%%
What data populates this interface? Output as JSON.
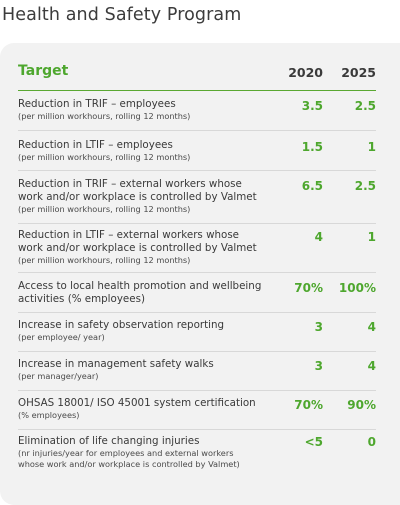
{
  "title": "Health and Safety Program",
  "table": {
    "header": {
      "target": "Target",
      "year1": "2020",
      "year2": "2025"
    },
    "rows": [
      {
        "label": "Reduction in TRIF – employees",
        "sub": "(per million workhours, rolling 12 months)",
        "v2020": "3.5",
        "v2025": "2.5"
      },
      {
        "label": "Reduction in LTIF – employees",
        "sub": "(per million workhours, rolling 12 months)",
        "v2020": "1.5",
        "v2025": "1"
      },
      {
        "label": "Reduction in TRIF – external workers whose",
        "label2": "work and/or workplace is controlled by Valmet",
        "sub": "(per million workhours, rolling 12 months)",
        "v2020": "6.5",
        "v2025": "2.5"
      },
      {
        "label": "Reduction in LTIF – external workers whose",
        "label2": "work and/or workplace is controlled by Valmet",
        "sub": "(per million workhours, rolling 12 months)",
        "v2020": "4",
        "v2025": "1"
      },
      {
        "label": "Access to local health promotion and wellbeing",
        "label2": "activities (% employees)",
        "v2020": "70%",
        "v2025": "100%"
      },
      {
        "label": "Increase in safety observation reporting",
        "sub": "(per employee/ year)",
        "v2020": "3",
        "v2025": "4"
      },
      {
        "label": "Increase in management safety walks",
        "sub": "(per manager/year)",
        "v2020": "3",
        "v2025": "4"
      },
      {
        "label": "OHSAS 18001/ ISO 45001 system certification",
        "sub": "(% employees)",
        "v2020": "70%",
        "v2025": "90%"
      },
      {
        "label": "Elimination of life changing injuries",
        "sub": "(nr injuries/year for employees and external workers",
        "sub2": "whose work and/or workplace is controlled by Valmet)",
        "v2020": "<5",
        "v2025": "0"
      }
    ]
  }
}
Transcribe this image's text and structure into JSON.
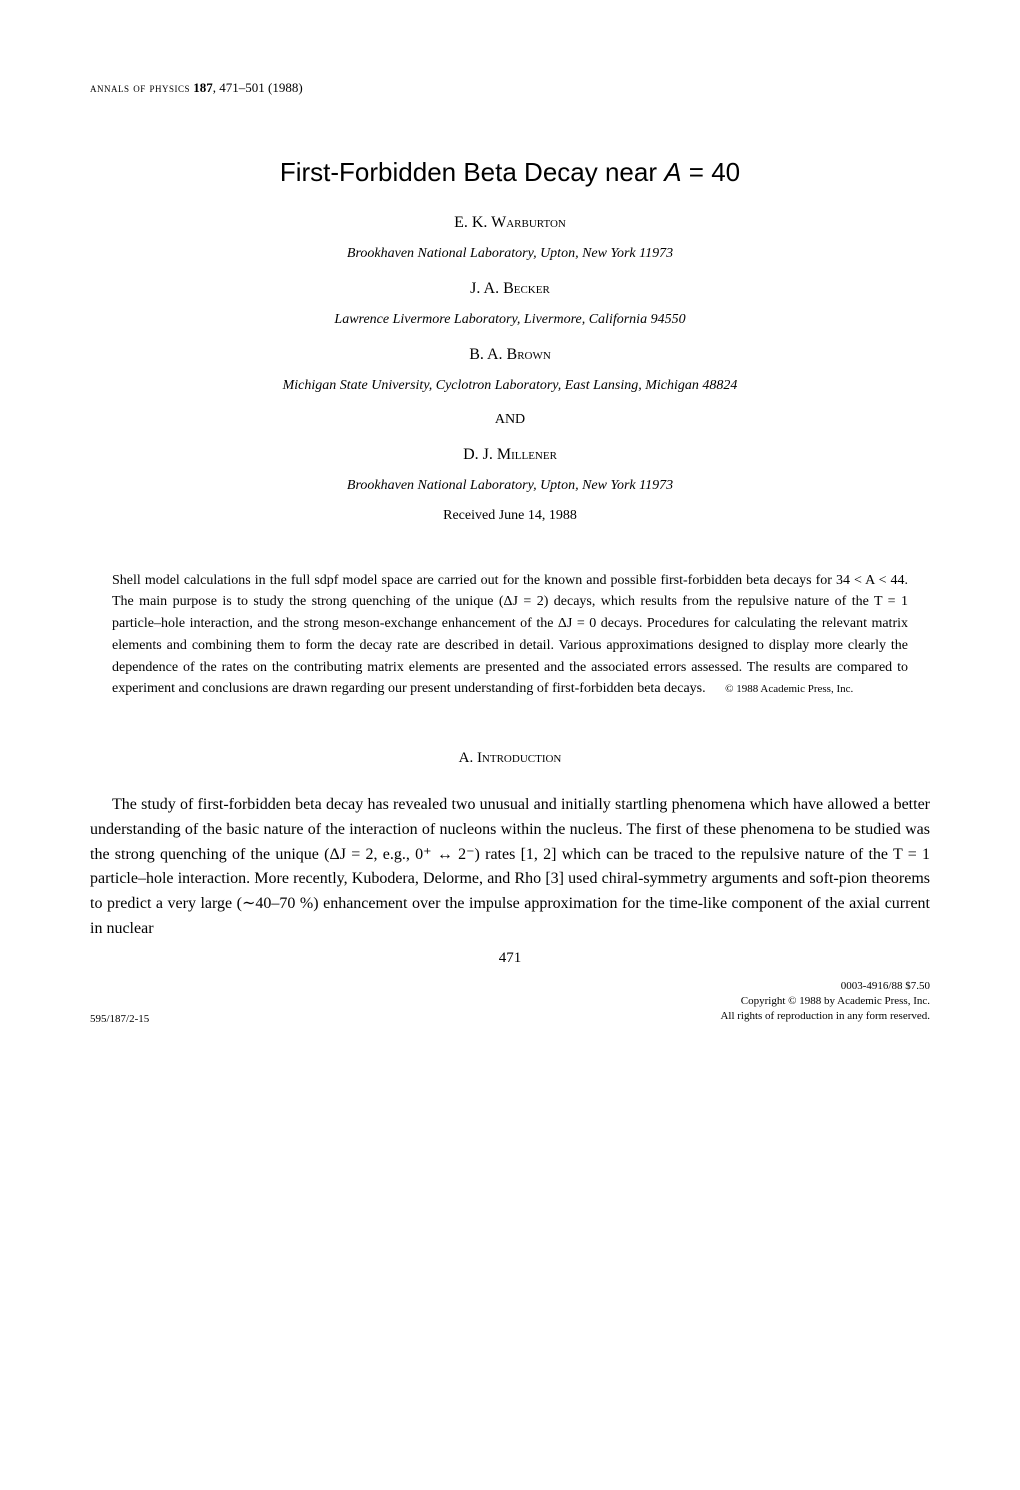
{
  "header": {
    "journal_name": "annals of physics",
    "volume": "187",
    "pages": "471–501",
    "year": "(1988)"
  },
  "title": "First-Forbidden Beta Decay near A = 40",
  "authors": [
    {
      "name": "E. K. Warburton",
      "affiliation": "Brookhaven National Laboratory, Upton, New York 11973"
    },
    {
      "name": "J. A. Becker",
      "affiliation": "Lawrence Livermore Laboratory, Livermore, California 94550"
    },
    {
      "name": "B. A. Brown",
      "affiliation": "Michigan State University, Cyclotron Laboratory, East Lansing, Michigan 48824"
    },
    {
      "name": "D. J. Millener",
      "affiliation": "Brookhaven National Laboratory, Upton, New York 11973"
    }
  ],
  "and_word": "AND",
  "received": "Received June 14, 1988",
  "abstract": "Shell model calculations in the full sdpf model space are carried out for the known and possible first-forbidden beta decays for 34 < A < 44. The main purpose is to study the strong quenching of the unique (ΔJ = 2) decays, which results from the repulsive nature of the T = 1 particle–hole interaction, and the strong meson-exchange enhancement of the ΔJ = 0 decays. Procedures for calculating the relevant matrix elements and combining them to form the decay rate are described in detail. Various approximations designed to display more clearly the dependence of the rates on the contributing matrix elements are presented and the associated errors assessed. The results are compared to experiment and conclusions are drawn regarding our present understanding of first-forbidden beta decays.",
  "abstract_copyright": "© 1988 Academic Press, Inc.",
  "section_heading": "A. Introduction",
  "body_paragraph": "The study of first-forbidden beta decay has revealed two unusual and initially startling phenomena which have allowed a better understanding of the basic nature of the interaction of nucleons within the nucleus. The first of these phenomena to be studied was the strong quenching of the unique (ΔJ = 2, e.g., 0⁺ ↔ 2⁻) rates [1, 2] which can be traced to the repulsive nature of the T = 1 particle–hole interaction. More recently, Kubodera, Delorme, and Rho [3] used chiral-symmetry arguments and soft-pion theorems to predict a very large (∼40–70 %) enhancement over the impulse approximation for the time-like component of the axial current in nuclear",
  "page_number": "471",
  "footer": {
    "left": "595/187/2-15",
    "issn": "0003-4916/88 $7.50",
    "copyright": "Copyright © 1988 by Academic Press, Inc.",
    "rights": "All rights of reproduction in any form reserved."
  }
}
%%
%%
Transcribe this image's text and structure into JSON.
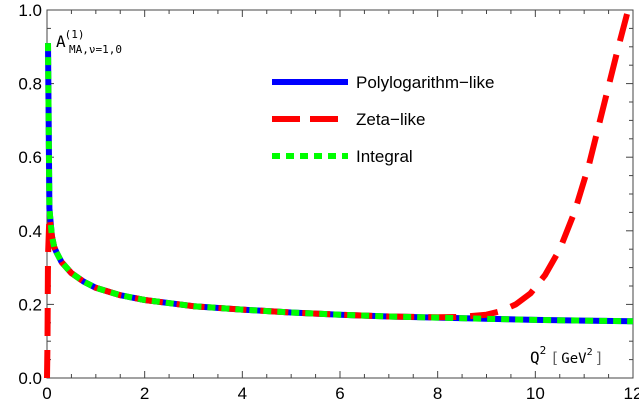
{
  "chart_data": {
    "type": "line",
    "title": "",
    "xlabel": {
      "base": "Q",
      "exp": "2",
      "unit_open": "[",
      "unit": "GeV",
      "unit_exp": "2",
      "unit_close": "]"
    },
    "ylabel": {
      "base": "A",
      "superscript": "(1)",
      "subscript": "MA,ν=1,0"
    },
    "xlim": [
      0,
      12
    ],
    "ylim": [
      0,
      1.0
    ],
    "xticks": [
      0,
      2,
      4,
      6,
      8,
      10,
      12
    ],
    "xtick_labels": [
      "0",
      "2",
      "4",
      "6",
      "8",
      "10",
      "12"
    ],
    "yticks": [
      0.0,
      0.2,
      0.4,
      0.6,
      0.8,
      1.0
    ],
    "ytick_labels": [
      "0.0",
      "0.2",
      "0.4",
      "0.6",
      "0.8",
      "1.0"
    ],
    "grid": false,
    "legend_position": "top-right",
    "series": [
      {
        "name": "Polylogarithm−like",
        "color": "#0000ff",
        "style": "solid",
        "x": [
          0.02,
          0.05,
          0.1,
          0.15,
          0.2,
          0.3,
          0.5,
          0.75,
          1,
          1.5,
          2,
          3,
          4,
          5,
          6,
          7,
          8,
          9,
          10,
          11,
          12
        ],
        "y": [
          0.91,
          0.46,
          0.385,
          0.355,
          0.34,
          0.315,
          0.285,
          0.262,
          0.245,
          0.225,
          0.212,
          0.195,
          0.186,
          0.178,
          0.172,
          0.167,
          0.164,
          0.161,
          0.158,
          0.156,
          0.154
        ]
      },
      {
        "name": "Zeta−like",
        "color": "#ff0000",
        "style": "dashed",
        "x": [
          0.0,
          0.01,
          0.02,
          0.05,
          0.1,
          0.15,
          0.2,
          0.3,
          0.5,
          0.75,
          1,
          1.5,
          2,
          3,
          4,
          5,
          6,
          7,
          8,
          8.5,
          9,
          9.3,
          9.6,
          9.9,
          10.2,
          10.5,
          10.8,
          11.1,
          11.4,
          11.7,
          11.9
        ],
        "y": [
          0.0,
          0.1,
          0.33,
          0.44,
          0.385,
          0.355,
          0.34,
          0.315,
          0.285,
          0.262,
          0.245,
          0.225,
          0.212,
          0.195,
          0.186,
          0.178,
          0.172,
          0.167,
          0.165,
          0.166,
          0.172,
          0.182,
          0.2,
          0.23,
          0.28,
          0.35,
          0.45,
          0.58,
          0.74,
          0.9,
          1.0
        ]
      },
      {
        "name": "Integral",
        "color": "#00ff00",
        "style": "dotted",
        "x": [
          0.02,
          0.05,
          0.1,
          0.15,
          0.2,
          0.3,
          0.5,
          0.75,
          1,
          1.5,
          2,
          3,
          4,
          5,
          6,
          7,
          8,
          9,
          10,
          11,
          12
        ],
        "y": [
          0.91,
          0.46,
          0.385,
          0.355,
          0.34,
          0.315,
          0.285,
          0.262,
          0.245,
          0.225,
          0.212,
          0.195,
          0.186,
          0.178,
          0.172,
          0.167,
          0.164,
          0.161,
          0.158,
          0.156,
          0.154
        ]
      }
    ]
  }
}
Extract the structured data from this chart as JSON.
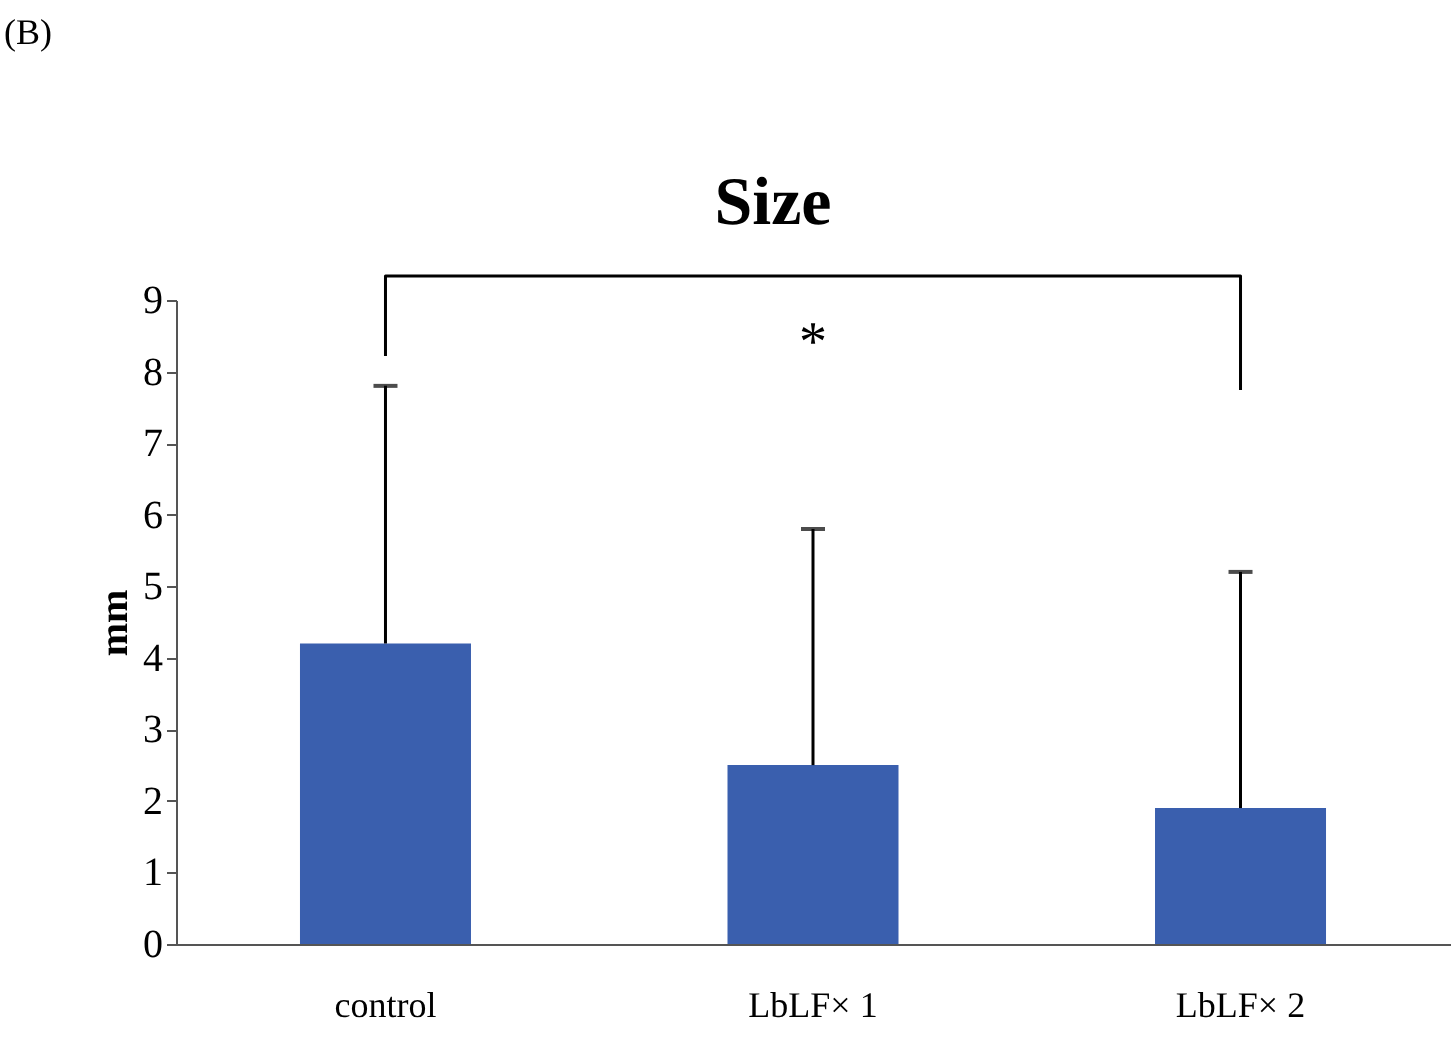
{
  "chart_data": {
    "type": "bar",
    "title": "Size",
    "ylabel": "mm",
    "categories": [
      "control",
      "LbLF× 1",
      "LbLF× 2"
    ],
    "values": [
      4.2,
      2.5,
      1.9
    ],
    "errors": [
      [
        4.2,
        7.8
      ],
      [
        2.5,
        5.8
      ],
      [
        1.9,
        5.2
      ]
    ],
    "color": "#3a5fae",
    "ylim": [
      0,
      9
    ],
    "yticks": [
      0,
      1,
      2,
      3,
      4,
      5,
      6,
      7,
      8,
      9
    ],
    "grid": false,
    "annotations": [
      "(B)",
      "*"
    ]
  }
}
%%
◆ **Written request**
In the lines above, locate the string "external". Copy every line where it occurs.

◆ **Answer for this exercise**
        "label": "Reduction in TRIF – external workers whose",
        "label": "Reduction in LTIF – external workers whose",
        "sub": "(nr injuries/year for employees and external workers",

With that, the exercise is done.